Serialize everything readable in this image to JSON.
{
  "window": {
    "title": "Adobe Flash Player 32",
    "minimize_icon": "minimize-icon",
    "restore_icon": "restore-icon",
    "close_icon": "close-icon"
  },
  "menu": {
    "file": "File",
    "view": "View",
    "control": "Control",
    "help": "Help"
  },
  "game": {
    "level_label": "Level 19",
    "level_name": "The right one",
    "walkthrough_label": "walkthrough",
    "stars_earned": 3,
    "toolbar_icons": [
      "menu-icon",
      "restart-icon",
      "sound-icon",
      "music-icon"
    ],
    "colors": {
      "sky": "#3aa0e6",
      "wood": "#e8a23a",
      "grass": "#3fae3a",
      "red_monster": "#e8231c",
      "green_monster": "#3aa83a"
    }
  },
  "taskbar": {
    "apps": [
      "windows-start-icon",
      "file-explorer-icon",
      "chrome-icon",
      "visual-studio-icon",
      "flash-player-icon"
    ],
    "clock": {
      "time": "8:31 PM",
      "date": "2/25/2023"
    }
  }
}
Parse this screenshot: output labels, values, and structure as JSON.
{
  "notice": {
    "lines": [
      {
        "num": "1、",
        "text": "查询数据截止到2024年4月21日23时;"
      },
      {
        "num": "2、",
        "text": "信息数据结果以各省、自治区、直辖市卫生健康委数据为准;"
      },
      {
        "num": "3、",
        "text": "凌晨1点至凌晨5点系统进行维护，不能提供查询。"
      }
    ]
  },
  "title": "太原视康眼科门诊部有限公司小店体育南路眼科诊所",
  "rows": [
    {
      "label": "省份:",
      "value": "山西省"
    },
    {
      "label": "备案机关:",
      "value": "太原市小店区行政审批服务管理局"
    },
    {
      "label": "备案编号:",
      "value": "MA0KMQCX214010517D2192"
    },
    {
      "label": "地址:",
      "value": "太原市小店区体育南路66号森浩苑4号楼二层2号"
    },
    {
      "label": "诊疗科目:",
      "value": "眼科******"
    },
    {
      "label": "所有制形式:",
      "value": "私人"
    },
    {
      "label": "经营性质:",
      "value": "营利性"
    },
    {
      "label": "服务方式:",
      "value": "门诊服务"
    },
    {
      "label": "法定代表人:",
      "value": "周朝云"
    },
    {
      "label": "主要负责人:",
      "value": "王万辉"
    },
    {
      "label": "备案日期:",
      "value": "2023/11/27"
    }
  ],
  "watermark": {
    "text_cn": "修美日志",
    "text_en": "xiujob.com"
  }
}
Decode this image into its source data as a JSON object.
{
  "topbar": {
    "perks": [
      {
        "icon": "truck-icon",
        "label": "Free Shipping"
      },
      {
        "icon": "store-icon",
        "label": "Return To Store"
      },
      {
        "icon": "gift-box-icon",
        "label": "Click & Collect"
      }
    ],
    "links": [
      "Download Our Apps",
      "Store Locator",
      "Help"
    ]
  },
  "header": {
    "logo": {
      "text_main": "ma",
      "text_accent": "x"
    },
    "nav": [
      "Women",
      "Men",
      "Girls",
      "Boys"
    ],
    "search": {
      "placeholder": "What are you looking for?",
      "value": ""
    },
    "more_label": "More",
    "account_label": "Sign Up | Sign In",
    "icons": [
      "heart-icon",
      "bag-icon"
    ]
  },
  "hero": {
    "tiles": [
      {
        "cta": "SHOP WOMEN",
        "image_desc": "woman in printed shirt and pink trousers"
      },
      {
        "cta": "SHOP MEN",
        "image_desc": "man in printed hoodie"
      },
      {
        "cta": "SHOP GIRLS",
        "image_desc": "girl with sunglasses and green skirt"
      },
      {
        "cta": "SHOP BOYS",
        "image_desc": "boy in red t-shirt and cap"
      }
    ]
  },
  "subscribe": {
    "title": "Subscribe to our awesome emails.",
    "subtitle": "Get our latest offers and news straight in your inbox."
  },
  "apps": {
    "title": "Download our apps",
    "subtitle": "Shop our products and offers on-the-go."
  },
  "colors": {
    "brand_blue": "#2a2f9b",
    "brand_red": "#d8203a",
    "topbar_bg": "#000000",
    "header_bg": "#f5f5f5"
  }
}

_ _ _ _ _

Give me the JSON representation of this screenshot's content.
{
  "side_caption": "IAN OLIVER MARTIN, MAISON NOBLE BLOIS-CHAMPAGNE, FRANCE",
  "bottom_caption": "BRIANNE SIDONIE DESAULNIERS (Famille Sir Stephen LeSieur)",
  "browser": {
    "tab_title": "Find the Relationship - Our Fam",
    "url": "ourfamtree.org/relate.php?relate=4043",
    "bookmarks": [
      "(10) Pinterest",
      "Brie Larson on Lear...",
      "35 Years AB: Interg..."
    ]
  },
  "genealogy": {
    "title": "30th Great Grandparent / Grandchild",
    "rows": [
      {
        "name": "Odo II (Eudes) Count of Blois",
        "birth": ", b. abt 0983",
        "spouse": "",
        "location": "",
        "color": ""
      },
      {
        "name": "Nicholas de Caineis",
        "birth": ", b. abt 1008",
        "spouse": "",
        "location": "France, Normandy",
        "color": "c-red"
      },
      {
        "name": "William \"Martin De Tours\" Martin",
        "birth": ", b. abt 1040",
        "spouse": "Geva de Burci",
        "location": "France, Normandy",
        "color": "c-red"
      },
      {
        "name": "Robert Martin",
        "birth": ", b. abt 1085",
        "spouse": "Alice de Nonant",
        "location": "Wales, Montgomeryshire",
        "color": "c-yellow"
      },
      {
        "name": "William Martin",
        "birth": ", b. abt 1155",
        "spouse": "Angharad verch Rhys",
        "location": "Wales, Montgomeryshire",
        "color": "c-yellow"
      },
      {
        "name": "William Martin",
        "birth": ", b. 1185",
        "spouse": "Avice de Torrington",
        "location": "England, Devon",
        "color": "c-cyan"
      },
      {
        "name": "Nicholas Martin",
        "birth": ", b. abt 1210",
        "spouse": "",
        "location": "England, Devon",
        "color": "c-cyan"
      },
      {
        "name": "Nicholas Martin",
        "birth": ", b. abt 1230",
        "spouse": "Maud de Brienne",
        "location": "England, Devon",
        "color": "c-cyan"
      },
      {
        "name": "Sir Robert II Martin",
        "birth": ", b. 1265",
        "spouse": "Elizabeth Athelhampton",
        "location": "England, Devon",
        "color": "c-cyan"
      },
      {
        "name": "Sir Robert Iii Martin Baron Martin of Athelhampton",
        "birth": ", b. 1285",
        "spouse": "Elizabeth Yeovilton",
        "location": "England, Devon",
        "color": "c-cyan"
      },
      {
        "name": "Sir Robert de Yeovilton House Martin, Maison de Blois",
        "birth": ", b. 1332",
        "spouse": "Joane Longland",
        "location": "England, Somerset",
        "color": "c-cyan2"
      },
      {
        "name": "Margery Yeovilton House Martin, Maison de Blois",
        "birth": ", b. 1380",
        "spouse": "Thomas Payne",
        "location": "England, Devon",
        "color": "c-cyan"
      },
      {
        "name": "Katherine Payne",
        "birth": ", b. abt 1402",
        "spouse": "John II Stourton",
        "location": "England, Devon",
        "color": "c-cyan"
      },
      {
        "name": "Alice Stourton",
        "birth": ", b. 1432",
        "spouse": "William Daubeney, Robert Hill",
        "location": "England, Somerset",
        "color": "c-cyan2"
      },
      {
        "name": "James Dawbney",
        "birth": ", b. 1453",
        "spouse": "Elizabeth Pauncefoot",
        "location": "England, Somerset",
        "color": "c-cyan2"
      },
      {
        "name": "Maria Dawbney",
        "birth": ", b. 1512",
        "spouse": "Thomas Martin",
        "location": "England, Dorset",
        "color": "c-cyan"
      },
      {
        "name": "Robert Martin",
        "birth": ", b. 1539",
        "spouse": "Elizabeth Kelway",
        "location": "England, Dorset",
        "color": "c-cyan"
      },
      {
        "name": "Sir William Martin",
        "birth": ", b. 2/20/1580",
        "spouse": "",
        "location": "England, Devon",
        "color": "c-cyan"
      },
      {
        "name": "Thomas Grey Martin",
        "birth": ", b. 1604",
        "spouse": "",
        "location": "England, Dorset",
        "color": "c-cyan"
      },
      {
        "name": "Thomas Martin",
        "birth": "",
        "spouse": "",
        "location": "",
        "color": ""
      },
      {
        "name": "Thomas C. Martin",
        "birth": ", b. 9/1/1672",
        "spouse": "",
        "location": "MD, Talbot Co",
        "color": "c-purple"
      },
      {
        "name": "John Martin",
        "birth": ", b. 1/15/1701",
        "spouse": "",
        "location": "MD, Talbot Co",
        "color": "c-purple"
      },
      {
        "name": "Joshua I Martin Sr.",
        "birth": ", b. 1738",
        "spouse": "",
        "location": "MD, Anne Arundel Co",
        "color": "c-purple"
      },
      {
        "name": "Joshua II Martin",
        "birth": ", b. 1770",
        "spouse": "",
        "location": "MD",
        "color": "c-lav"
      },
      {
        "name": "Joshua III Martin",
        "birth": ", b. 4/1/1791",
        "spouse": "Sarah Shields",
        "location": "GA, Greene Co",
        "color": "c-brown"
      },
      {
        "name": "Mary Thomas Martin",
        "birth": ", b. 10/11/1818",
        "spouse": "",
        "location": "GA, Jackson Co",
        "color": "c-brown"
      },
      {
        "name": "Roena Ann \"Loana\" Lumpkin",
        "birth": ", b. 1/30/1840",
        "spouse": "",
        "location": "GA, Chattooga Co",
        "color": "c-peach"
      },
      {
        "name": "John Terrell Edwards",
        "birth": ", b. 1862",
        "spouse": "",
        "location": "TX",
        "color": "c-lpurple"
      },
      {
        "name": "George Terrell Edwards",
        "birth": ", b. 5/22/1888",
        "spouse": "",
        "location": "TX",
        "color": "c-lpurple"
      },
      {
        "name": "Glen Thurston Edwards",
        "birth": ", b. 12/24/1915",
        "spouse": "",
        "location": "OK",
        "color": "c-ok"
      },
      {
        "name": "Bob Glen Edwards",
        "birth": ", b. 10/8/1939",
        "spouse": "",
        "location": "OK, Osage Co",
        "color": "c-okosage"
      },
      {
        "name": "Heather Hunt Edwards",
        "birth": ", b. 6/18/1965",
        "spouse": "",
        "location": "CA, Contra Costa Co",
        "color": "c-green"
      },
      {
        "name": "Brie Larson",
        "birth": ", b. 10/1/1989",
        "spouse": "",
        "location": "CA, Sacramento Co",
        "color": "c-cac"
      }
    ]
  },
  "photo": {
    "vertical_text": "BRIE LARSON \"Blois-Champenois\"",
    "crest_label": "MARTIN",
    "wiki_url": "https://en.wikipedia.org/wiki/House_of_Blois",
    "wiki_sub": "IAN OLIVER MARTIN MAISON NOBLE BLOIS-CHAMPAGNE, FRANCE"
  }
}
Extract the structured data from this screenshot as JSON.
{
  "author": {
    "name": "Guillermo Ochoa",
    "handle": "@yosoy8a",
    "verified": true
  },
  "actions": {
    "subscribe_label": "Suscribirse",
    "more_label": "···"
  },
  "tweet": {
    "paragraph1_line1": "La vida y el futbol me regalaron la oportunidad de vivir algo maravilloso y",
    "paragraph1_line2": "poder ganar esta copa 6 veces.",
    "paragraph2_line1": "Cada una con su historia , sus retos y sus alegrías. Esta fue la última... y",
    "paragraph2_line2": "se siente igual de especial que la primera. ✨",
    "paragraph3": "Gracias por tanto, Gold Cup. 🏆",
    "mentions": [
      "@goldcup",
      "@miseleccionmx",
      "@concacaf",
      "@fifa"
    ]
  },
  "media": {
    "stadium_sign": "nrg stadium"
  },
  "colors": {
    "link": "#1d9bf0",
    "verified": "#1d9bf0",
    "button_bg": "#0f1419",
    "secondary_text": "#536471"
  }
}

_ _ _ _ _

Among the lines above, determine how many hold the word "Glen"; report the figure alone.

2